## [Objective]
Whenever a line below holds the word "label", copy that line.

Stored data

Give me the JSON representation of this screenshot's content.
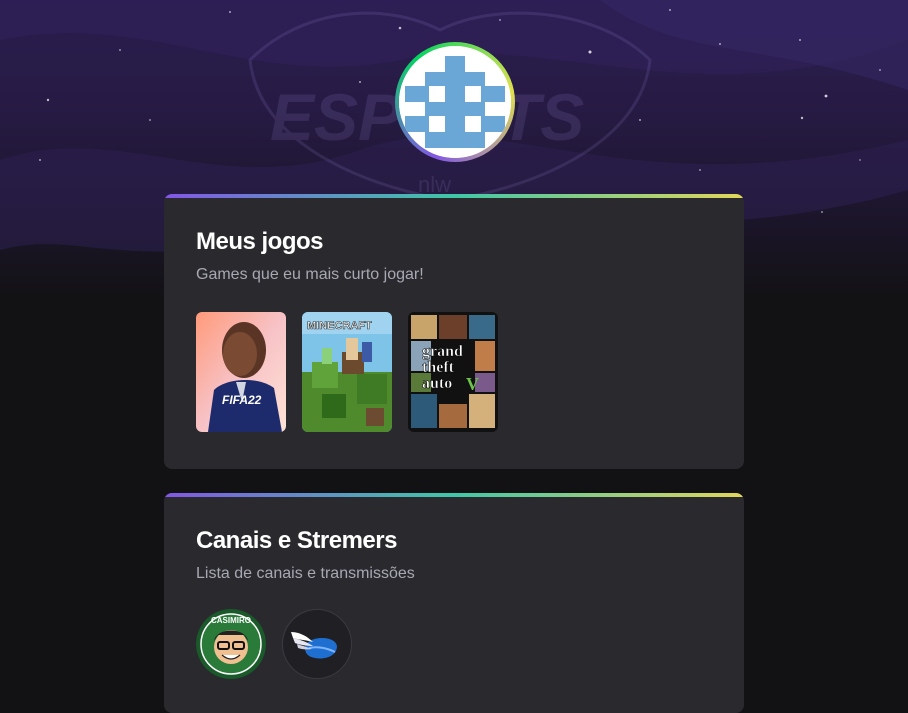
{
  "profile": {
    "avatar_icon": "pixel-avatar-icon",
    "ring_colors": [
      "#8257e5",
      "#04d361",
      "#e1e14d"
    ]
  },
  "background": {
    "watermark_icon": "esports-logo-icon",
    "watermark_text": "ESPORTS",
    "watermark_sub": "nlw"
  },
  "games_section": {
    "title": "Meus jogos",
    "subtitle": "Games que eu mais curto jogar!",
    "items": [
      {
        "icon": "fifa-22-cover-icon",
        "label": "FIFA22"
      },
      {
        "icon": "minecraft-cover-icon",
        "label": "MINECRAFT"
      },
      {
        "icon": "gta-v-cover-icon",
        "label": "grand theft auto"
      }
    ]
  },
  "channels_section": {
    "title": "Canais e Stremers",
    "subtitle": "Lista de canais e transmissões",
    "items": [
      {
        "icon": "casimiro-channel-icon",
        "label": "CASIMIRO"
      },
      {
        "icon": "winged-helmet-channel-icon"
      }
    ]
  },
  "colors": {
    "background": "#121214",
    "card": "#29292e",
    "accent_gradient": [
      "#8257e5",
      "#3fc7a8",
      "#e1d65a"
    ]
  }
}
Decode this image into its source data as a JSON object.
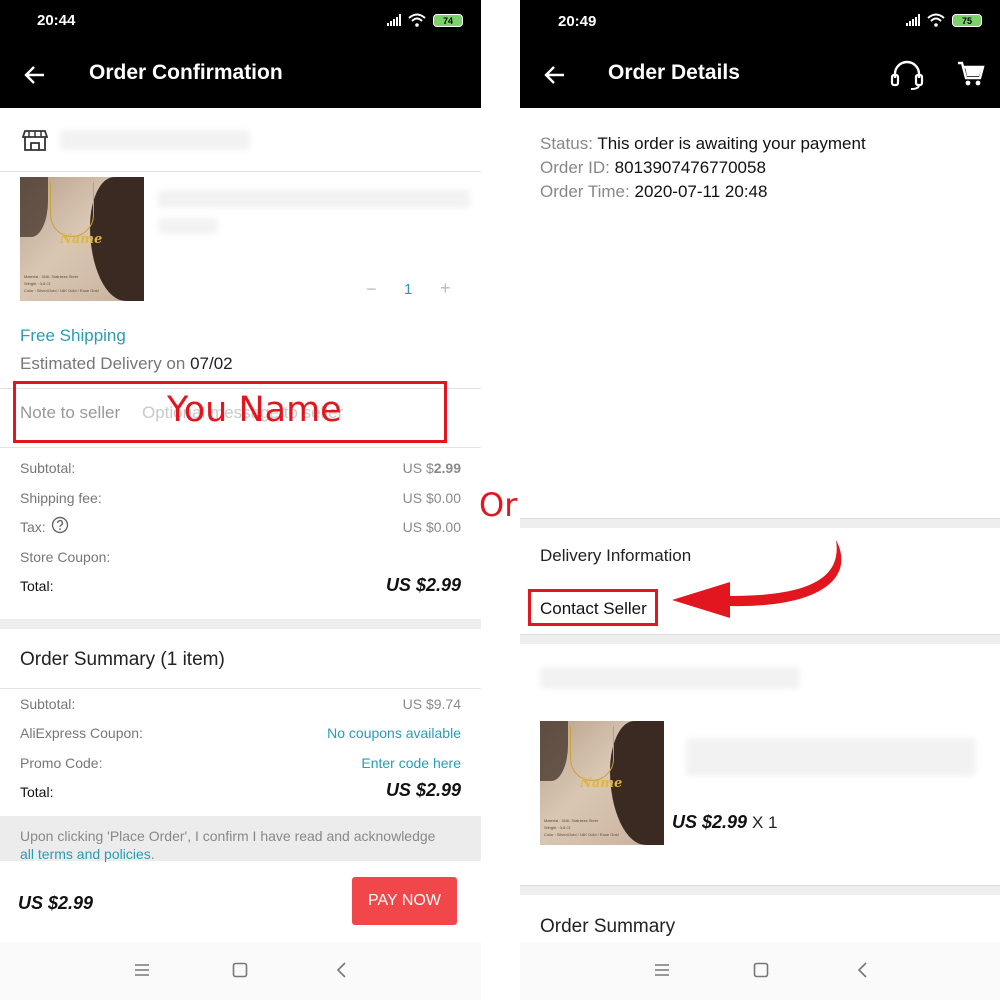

## [Solution to the problem]
        "label": "FIFA22"
        "label": "MINECRAFT"
        "label": "grand theft auto"
        "label": "CASIMIRO"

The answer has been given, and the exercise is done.